RECORDS:
····················

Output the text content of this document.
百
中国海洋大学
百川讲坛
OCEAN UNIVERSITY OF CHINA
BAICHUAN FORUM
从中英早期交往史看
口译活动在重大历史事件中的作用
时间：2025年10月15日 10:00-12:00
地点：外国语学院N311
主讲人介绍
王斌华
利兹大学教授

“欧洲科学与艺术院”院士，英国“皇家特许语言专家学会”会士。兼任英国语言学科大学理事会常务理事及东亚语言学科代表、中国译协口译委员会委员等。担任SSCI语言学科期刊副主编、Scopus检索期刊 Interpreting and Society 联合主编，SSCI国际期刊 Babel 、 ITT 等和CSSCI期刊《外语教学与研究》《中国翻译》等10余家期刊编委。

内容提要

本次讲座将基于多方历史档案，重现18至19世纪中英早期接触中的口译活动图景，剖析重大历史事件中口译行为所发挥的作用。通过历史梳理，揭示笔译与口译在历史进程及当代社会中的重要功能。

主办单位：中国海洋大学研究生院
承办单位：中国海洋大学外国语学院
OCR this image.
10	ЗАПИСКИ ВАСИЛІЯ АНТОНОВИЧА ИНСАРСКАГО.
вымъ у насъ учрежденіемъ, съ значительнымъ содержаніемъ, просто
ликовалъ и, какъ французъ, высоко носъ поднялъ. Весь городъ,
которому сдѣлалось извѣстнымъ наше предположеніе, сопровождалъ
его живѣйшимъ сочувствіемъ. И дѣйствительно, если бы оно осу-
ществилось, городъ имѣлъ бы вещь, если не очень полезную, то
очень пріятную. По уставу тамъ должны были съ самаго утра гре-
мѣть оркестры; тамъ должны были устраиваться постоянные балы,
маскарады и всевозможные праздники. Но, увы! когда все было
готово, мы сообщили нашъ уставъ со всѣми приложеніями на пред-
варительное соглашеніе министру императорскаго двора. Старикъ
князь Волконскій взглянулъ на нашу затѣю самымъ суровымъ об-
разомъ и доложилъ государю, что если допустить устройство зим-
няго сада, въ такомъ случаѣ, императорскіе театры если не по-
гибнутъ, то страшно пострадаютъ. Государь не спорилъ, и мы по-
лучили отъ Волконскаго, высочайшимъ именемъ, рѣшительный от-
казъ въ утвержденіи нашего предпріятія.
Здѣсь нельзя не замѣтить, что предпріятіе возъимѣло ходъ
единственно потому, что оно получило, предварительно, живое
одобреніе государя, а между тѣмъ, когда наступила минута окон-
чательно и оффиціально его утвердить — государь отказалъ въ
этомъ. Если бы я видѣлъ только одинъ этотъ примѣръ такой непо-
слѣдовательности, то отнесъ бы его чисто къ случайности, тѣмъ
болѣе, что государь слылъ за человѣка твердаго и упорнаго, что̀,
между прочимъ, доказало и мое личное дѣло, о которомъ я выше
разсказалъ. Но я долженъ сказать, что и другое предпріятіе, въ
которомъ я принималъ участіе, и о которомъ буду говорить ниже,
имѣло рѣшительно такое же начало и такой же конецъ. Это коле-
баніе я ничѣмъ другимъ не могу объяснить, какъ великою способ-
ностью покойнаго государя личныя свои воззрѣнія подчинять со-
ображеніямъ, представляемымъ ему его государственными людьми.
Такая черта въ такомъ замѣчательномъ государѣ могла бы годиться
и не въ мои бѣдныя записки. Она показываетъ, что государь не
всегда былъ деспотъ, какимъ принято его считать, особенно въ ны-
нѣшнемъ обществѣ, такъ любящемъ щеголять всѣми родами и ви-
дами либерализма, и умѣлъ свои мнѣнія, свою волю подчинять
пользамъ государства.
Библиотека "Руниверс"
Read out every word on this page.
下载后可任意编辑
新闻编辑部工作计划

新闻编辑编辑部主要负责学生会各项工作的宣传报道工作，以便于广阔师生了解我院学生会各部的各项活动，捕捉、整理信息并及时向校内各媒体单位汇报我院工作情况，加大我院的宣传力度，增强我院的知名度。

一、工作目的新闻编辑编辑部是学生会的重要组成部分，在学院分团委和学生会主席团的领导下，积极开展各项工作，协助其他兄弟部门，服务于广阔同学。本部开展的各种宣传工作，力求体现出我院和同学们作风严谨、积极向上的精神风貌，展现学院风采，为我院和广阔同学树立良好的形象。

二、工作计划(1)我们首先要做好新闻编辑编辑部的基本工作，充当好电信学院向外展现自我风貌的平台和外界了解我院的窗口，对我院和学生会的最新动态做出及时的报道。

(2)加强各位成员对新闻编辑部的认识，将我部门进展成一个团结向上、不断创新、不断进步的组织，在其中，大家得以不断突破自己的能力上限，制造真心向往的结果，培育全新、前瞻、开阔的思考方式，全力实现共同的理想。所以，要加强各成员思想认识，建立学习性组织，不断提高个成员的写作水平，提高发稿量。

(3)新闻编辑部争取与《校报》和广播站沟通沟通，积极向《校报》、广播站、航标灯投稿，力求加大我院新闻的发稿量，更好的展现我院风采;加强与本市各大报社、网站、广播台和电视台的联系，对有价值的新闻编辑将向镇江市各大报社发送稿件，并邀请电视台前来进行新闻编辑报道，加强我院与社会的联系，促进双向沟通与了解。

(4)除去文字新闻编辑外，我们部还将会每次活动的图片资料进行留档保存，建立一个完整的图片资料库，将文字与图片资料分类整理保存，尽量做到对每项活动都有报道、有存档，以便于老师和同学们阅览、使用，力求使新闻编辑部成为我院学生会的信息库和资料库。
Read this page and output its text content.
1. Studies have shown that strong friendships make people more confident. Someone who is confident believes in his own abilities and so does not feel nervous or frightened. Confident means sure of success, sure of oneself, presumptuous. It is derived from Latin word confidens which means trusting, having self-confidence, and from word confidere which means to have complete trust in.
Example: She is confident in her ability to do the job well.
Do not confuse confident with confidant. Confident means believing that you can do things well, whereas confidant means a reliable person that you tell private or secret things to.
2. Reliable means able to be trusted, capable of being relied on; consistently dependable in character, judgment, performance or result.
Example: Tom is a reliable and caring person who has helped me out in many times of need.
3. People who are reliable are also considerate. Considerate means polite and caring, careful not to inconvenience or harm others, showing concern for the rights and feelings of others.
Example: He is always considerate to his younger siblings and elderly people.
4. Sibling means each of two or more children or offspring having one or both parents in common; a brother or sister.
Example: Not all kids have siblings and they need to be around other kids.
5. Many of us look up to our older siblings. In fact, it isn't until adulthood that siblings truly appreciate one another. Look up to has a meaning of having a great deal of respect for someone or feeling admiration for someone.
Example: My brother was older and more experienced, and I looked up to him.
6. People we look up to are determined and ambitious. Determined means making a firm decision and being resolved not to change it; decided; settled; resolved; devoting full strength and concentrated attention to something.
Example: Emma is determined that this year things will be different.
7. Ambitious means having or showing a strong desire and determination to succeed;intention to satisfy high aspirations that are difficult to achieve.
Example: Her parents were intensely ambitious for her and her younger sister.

····················

Extract the full listing above without alteration.

RESULT OF THIS TASK:
Output the text content of this document.
百
中国海洋大学
百川讲坛
OCEAN UNIVERSITY OF CHINA
BAICHUAN FORUM
从中英早期交往史看
口译活动在重大历史事件中的作用
时间：2025年10月15日 10:00-12:00
地点：外国语学院N311
主讲人介绍
王斌华
利兹大学教授

“欧洲科学与艺术院”院士，英国“皇家特许语言专家学会”会士。兼任英国语言学科大学理事会常务理事及东亚语言学科代表、中国译协口译委员会委员等。担任SSCI语言学科期刊副主编、Scopus检索期刊 Interpreting and Society 联合主编，SSCI国际期刊 Babel 、 ITT 等和CSSCI期刊《外语教学与研究》《中国翻译》等10余家期刊编委。

内容提要

本次讲座将基于多方历史档案，重现18至19世纪中英早期接触中的口译活动图景，剖析重大历史事件中口译行为所发挥的作用。通过历史梳理，揭示笔译与口译在历史进程及当代社会中的重要功能。

主办单位：中国海洋大学研究生院
承办单位：中国海洋大学外国语学院
OCR this image.
10	ЗАПИСКИ ВАСИЛІЯ АНТОНОВИЧА ИНСАРСКАГО.
вымъ у насъ учрежденіемъ, съ значительнымъ содержаніемъ, просто
ликовалъ и, какъ французъ, высоко носъ поднялъ. Весь городъ,
которому сдѣлалось извѣстнымъ наше предположеніе, сопровождалъ
его живѣйшимъ сочувствіемъ. И дѣйствительно, если бы оно осу-
ществилось, городъ имѣлъ бы вещь, если не очень полезную, то
очень пріятную. По уставу тамъ должны были съ самаго утра гре-
мѣть оркестры; тамъ должны были устраиваться постоянные балы,
маскарады и всевозможные праздники. Но, увы! когда все было
готово, мы сообщили нашъ уставъ со всѣми приложеніями на пред-
варительное соглашеніе министру императорскаго двора. Старикъ
князь Волконскій взглянулъ на нашу затѣю самымъ суровымъ об-
разомъ и доложилъ государю, что если допустить устройство зим-
няго сада, въ такомъ случаѣ, императорскіе театры если не по-
гибнутъ, то страшно пострадаютъ. Государь не спорилъ, и мы по-
лучили отъ Волконскаго, высочайшимъ именемъ, рѣшительный от-
казъ въ утвержденіи нашего предпріятія.
Здѣсь нельзя не замѣтить, что предпріятіе возъимѣло ходъ
единственно потому, что оно получило, предварительно, живое
одобреніе государя, а между тѣмъ, когда наступила минута окон-
чательно и оффиціально его утвердить — государь отказалъ въ
этомъ. Если бы я видѣлъ только одинъ этотъ примѣръ такой непо-
слѣдовательности, то отнесъ бы его чисто къ случайности, тѣмъ
болѣе, что государь слылъ за человѣка твердаго и упорнаго, что̀,
между прочимъ, доказало и мое личное дѣло, о которомъ я выше
разсказалъ. Но я долженъ сказать, что и другое предпріятіе, въ
которомъ я принималъ участіе, и о которомъ буду говорить ниже,
имѣло рѣшительно такое же начало и такой же конецъ. Это коле-
баніе я ничѣмъ другимъ не могу объяснить, какъ великою способ-
ностью покойнаго государя личныя свои воззрѣнія подчинять со-
ображеніямъ, представляемымъ ему его государственными людьми.
Такая черта въ такомъ замѣчательномъ государѣ могла бы годиться
и не въ мои бѣдныя записки. Она показываетъ, что государь не
всегда былъ деспотъ, какимъ принято его считать, особенно въ ны-
нѣшнемъ обществѣ, такъ любящемъ щеголять всѣми родами и ви-
дами либерализма, и умѣлъ свои мнѣнія, свою волю подчинять
пользамъ государства.
Библиотека "Руниверс"
Read out every word on this page.
下载后可任意编辑
新闻编辑部工作计划

新闻编辑编辑部主要负责学生会各项工作的宣传报道工作，以便于广阔师生了解我院学生会各部的各项活动，捕捉、整理信息并及时向校内各媒体单位汇报我院工作情况，加大我院的宣传力度，增强我院的知名度。

一、工作目的新闻编辑编辑部是学生会的重要组成部分，在学院分团委和学生会主席团的领导下，积极开展各项工作，协助其他兄弟部门，服务于广阔同学。本部开展的各种宣传工作，力求体现出我院和同学们作风严谨、积极向上的精神风貌，展现学院风采，为我院和广阔同学树立良好的形象。

二、工作计划(1)我们首先要做好新闻编辑编辑部的基本工作，充当好电信学院向外展现自我风貌的平台和外界了解我院的窗口，对我院和学生会的最新动态做出及时的报道。

(2)加强各位成员对新闻编辑部的认识，将我部门进展成一个团结向上、不断创新、不断进步的组织，在其中，大家得以不断突破自己的能力上限，制造真心向往的结果，培育全新、前瞻、开阔的思考方式，全力实现共同的理想。所以，要加强各成员思想认识，建立学习性组织，不断提高个成员的写作水平，提高发稿量。

(3)新闻编辑部争取与《校报》和广播站沟通沟通，积极向《校报》、广播站、航标灯投稿，力求加大我院新闻的发稿量，更好的展现我院风采;加强与本市各大报社、网站、广播台和电视台的联系，对有价值的新闻编辑将向镇江市各大报社发送稿件，并邀请电视台前来进行新闻编辑报道，加强我院与社会的联系，促进双向沟通与了解。

(4)除去文字新闻编辑外，我们部还将会每次活动的图片资料进行留档保存，建立一个完整的图片资料库，将文字与图片资料分类整理保存，尽量做到对每项活动都有报道、有存档，以便于老师和同学们阅览、使用，力求使新闻编辑部成为我院学生会的信息库和资料库。
Read this page and output its text content.
1. Studies have shown that strong friendships make people more confident. Someone who is confident believes in his own abilities and so does not feel nervous or frightened. Confident means sure of success, sure of oneself, presumptuous. It is derived from Latin word confidens which means trusting, having self-confidence, and from word confidere which means to have complete trust in.
Example: She is confident in her ability to do the job well.
Do not confuse confident with confidant. Confident means believing that you can do things well, whereas confidant means a reliable person that you tell private or secret things to.
2. Reliable means able to be trusted, capable of being relied on; consistently dependable in character, judgment, performance or result.
Example: Tom is a reliable and caring person who has helped me out in many times of need.
3. People who are reliable are also considerate. Considerate means polite and caring, careful not to inconvenience or harm others, showing concern for the rights and feelings of others.
Example: He is always considerate to his younger siblings and elderly people.
4. Sibling means each of two or more children or offspring having one or both parents in common; a brother or sister.
Example: Not all kids have siblings and they need to be around other kids.
5. Many of us look up to our older siblings. In fact, it isn't until adulthood that siblings truly appreciate one another. Look up to has a meaning of having a great deal of respect for someone or feeling admiration for someone.
Example: My brother was older and more experienced, and I looked up to him.
6. People we look up to are determined and ambitious. Determined means making a firm decision and being resolved not to change it; decided; settled; resolved; devoting full strength and concentrated attention to something.
Example: Emma is determined that this year things will be different.
7. Ambitious means having or showing a strong desire and determination to succeed;intention to satisfy high aspirations that are difficult to achieve.
Example: Her parents were intensely ambitious for her and her younger sister.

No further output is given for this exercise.